*Task details*
Take every line from the listing below that contains "document".

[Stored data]
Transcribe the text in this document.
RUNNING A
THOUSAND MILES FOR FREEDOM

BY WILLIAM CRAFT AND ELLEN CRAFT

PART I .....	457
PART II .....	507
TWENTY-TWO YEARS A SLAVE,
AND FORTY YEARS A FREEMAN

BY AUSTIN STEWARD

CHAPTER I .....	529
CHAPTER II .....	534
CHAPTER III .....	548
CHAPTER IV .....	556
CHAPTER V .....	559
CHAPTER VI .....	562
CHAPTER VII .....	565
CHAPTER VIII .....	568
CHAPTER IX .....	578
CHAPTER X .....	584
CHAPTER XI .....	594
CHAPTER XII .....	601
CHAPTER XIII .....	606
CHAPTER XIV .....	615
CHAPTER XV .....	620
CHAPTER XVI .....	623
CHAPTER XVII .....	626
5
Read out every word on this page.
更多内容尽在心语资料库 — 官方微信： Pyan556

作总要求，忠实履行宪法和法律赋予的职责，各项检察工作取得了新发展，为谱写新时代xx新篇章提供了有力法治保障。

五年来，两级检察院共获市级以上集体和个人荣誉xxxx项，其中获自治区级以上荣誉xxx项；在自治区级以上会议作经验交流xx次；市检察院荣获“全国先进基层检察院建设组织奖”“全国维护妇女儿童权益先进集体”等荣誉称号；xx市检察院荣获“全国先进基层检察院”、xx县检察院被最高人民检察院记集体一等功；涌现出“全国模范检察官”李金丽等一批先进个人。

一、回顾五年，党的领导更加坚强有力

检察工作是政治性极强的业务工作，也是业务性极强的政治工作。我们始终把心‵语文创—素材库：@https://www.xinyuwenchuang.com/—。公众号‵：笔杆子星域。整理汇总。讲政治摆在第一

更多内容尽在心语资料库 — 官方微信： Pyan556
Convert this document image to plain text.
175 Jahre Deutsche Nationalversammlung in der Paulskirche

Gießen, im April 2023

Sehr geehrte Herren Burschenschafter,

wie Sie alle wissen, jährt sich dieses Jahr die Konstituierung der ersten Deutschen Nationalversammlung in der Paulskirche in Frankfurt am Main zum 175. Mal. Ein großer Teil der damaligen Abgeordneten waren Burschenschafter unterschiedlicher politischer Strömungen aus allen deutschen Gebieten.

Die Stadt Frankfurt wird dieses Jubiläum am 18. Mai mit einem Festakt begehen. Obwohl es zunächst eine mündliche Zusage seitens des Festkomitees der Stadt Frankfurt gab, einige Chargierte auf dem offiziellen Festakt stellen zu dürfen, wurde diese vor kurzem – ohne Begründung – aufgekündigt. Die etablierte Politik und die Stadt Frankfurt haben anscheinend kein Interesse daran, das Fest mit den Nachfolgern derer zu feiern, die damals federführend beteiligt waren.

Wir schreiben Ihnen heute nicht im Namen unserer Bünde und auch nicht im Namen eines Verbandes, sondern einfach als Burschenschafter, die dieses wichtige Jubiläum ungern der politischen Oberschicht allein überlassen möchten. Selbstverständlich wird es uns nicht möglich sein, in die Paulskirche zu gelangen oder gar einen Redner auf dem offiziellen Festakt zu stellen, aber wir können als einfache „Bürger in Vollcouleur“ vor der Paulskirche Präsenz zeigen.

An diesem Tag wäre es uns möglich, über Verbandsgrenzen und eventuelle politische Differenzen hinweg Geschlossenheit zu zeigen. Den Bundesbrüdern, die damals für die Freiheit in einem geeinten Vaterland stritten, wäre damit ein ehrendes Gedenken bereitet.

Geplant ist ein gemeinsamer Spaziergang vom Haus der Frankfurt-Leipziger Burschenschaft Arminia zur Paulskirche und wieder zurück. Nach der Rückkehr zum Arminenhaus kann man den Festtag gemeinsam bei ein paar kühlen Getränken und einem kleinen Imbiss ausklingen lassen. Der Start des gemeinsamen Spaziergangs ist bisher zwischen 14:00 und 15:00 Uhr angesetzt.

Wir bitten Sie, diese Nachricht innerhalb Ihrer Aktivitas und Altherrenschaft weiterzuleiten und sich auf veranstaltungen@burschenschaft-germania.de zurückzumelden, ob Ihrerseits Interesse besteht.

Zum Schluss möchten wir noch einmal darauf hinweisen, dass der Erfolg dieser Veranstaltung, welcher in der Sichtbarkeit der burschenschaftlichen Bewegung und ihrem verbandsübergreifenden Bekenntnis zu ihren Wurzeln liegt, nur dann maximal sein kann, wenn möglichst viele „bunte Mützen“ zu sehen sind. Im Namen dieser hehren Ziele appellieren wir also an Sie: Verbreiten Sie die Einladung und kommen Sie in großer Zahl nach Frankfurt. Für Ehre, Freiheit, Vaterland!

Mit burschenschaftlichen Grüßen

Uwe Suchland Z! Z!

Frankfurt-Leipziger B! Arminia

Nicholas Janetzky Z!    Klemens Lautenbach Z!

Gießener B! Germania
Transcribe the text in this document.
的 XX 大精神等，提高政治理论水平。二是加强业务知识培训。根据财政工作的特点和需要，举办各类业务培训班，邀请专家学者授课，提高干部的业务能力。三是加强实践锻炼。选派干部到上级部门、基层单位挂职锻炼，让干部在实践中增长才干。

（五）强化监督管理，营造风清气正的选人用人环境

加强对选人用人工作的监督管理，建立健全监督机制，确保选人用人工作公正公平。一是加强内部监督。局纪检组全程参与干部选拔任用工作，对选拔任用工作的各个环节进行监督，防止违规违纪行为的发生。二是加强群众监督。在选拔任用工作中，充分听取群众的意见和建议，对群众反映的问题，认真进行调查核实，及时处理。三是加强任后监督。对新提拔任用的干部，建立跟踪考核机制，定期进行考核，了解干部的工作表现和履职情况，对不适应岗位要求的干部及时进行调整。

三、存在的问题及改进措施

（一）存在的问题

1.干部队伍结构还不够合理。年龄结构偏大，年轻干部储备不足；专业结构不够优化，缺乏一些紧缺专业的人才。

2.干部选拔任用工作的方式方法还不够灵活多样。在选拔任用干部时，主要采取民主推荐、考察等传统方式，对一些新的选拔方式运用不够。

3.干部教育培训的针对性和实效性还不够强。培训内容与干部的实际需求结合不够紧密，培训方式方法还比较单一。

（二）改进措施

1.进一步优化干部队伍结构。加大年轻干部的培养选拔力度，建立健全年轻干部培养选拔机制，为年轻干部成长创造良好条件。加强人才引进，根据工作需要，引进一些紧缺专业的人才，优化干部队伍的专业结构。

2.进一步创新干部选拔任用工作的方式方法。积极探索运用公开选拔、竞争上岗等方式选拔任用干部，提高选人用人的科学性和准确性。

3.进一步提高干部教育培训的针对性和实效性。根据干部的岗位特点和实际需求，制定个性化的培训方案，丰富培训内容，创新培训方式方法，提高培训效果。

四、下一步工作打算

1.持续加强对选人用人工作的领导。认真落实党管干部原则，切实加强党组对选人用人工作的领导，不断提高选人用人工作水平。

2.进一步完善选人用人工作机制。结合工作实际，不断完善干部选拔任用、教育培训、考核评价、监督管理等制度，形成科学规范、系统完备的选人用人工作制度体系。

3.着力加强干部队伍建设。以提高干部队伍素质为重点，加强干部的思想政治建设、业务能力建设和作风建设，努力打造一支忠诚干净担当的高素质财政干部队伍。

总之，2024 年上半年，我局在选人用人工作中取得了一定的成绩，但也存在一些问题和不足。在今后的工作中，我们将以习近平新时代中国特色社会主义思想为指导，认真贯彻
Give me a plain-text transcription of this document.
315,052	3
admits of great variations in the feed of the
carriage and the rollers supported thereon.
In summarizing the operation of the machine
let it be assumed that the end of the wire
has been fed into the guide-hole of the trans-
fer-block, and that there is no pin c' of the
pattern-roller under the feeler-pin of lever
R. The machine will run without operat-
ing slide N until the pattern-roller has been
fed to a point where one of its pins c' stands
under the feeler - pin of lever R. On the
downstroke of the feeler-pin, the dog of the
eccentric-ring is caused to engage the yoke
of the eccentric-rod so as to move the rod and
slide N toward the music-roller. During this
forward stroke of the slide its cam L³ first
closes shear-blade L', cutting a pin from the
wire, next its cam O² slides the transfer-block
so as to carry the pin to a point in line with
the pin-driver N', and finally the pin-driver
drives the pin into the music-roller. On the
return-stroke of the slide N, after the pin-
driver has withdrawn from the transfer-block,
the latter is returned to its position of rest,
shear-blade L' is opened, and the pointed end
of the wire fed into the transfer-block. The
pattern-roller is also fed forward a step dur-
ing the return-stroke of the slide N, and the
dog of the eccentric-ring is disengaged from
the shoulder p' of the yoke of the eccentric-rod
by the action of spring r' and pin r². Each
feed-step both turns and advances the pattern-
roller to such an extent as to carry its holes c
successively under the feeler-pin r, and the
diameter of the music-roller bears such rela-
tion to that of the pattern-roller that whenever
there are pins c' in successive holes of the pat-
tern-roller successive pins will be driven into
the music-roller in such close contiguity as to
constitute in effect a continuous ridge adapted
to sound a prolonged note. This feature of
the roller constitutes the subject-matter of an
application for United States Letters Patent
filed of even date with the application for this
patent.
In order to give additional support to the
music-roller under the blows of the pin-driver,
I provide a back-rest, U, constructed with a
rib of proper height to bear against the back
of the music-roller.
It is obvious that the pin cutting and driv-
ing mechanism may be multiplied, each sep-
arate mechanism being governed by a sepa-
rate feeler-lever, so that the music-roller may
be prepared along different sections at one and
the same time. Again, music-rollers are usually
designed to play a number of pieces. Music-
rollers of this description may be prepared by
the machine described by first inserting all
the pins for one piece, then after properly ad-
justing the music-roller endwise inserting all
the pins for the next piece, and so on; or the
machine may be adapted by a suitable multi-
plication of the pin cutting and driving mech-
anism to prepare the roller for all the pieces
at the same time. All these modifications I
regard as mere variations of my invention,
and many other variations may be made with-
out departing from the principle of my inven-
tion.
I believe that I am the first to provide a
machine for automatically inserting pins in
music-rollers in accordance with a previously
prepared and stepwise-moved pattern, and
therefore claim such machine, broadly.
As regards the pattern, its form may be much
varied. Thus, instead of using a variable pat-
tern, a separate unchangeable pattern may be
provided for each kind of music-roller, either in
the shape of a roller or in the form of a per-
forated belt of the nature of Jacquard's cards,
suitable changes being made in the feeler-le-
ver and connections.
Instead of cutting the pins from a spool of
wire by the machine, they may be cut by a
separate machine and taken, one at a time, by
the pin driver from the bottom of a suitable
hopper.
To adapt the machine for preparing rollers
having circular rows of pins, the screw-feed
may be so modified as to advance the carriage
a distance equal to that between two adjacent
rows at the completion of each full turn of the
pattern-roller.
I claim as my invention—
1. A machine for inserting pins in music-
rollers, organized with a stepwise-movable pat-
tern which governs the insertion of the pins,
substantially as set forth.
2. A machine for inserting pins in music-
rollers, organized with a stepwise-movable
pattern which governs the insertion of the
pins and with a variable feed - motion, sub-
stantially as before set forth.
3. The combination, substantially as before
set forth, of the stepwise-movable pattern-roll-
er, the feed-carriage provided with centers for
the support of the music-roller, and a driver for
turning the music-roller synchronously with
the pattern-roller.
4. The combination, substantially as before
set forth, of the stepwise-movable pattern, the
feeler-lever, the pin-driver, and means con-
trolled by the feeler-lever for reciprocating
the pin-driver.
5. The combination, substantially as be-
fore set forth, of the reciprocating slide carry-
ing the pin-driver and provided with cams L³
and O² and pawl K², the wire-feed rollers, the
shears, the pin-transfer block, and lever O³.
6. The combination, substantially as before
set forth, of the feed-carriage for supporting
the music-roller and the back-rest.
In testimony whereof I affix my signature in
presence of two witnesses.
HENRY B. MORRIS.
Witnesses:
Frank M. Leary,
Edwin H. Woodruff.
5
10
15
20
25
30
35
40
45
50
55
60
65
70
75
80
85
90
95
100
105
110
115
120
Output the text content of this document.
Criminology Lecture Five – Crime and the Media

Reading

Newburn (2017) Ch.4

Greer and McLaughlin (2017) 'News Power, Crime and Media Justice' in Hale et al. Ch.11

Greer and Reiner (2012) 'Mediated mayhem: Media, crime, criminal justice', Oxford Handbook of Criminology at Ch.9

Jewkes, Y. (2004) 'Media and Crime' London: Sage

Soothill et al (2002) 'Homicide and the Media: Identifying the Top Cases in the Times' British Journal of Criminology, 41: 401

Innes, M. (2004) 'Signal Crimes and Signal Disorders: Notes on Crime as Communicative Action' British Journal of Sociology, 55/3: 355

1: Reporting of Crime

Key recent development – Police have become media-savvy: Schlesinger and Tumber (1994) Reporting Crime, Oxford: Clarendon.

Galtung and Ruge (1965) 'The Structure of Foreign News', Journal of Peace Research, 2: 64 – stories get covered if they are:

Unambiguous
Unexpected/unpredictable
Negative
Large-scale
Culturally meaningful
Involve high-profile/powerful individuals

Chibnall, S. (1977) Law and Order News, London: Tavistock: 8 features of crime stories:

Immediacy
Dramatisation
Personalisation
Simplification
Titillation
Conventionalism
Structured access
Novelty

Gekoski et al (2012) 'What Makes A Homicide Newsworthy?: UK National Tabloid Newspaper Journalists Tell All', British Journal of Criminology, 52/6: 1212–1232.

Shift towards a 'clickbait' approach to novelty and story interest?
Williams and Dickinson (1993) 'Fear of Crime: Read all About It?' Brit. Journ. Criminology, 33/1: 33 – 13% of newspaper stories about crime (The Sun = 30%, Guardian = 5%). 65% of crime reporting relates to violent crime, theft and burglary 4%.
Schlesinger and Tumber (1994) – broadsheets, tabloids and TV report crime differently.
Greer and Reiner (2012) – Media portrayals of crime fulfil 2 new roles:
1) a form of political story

*The result*
Transcribe the text in this document.
Convert this document image to plain text.
Transcribe the text in this document.
Give me a plain-text transcription of this document.
Output the text content of this document.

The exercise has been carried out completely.